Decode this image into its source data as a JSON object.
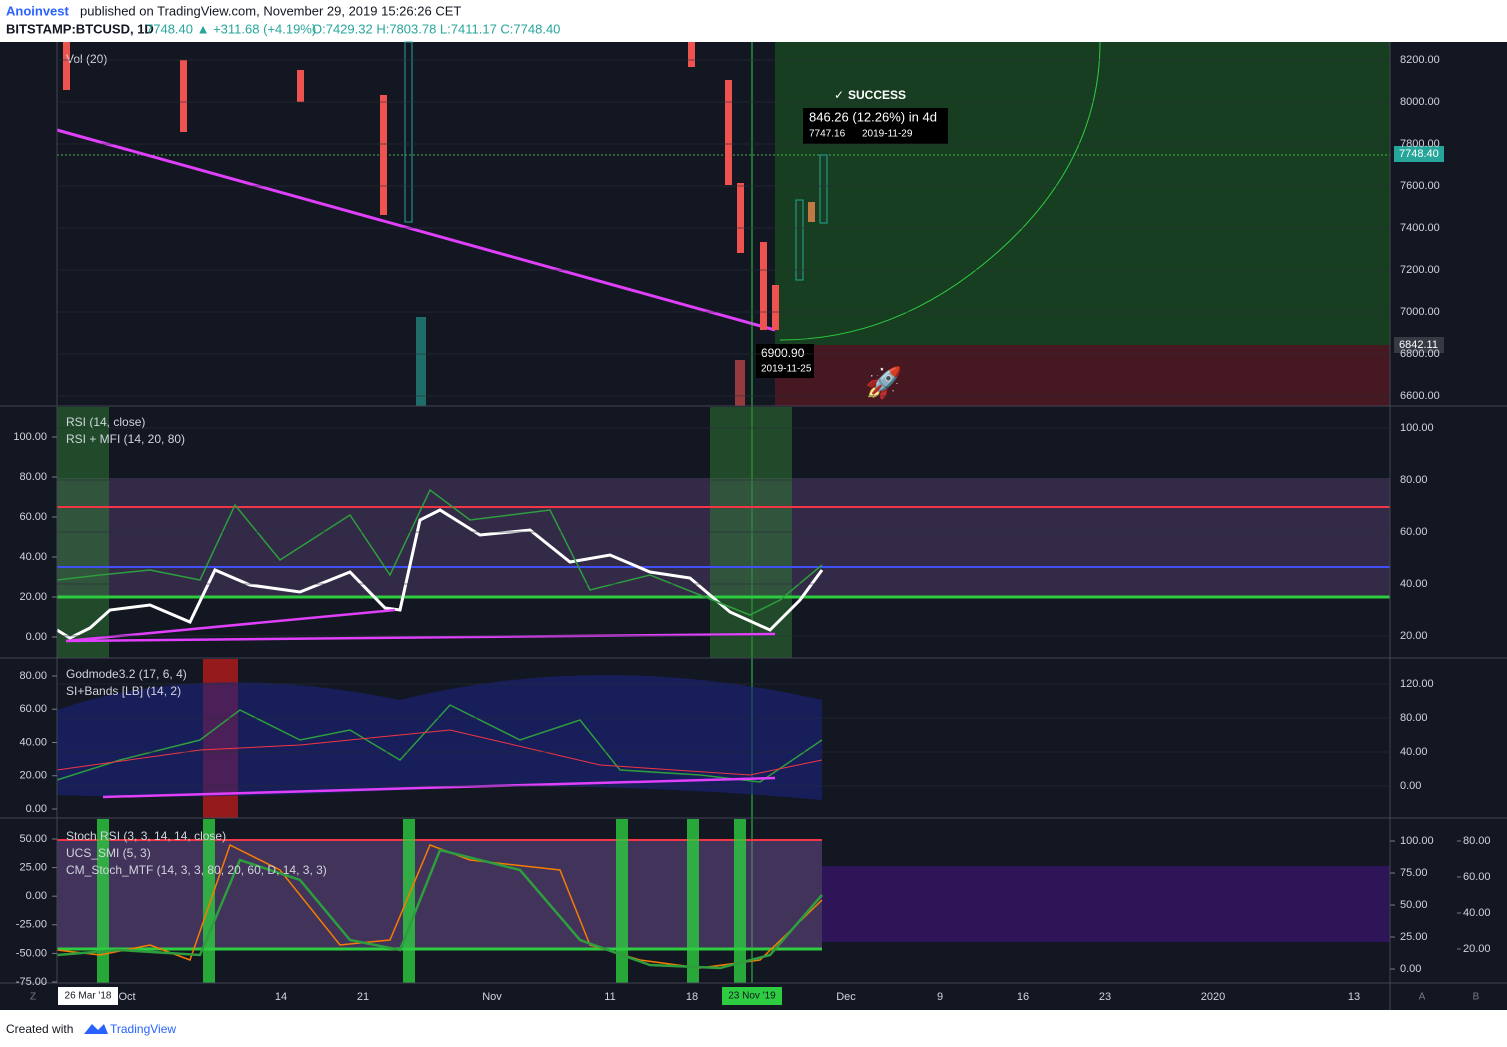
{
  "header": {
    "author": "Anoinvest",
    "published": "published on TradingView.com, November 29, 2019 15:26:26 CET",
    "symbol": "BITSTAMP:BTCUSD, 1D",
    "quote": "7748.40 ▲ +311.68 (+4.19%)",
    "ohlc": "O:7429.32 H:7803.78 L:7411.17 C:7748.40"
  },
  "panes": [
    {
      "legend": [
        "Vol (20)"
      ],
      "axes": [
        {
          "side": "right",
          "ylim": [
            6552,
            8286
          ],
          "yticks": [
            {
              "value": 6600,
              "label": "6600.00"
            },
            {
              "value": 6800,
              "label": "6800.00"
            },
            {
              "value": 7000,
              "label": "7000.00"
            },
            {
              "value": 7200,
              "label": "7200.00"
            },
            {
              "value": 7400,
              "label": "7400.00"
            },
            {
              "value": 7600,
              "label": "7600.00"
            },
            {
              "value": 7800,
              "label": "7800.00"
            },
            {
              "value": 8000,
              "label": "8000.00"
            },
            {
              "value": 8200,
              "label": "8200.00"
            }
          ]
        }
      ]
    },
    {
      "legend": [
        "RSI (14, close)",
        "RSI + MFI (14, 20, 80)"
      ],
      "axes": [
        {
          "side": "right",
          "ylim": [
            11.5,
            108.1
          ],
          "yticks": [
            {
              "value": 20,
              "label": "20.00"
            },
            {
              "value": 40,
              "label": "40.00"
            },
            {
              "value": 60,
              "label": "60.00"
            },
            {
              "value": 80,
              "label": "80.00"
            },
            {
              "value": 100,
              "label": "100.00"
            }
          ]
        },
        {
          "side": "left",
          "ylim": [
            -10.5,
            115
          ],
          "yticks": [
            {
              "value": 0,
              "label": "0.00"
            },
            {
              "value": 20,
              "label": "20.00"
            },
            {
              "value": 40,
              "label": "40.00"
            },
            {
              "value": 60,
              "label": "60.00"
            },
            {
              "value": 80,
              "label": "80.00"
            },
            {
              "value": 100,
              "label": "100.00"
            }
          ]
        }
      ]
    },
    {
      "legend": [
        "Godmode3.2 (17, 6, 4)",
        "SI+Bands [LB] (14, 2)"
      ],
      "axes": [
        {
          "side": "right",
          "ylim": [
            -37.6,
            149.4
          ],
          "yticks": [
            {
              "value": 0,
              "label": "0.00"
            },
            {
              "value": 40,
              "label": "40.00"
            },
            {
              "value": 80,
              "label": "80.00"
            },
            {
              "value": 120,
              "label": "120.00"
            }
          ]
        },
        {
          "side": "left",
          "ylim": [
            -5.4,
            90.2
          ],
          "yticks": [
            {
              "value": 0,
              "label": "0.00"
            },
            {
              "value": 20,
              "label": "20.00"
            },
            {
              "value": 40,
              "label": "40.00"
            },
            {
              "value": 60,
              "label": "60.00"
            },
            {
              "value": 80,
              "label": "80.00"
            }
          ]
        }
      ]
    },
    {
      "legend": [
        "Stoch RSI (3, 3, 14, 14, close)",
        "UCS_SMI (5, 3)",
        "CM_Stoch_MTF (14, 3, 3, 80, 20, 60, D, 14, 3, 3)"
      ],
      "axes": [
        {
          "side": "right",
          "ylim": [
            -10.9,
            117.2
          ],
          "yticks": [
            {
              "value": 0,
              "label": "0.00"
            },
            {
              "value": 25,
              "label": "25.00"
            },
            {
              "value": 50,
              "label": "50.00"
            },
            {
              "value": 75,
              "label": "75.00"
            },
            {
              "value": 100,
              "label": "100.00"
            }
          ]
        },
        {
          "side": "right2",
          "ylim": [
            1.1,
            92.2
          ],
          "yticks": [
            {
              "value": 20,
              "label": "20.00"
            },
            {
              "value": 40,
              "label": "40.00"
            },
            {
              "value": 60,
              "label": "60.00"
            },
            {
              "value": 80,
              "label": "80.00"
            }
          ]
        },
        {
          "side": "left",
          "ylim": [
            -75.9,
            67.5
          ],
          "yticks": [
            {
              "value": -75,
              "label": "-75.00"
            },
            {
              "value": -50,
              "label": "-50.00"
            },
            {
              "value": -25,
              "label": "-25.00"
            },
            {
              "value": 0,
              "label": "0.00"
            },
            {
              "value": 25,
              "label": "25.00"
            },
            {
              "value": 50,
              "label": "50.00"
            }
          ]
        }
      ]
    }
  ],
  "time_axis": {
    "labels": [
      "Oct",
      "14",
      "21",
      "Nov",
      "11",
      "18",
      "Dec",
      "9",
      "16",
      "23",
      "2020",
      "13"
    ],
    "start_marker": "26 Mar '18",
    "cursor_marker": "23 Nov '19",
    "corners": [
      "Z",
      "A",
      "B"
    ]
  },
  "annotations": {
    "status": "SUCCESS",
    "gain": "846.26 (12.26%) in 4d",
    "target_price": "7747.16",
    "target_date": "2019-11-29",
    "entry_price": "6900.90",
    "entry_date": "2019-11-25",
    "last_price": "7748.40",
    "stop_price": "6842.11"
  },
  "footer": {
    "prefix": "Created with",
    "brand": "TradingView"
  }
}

***

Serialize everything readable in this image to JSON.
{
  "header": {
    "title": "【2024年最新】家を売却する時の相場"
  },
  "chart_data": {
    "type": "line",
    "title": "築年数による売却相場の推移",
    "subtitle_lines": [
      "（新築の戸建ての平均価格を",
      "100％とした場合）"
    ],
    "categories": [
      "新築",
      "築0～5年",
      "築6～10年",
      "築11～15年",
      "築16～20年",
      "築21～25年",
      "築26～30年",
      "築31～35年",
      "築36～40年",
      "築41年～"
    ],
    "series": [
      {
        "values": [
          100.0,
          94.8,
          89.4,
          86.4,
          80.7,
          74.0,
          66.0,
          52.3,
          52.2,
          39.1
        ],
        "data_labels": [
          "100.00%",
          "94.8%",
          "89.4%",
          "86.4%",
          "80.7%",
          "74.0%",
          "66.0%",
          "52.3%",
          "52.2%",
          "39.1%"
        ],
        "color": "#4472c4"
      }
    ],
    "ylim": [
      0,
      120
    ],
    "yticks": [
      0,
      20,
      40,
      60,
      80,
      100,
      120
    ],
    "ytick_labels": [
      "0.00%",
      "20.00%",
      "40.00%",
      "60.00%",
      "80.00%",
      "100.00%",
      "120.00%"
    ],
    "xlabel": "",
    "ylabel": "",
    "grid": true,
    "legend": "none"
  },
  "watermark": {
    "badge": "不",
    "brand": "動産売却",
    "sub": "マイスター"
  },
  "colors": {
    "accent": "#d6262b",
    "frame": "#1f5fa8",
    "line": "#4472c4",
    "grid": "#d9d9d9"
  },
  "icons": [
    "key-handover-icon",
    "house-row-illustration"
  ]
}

***

_AIM_:
Return the number of lines that include the word "image", and nothing else.

_EXERCISE SOLUTION_:
2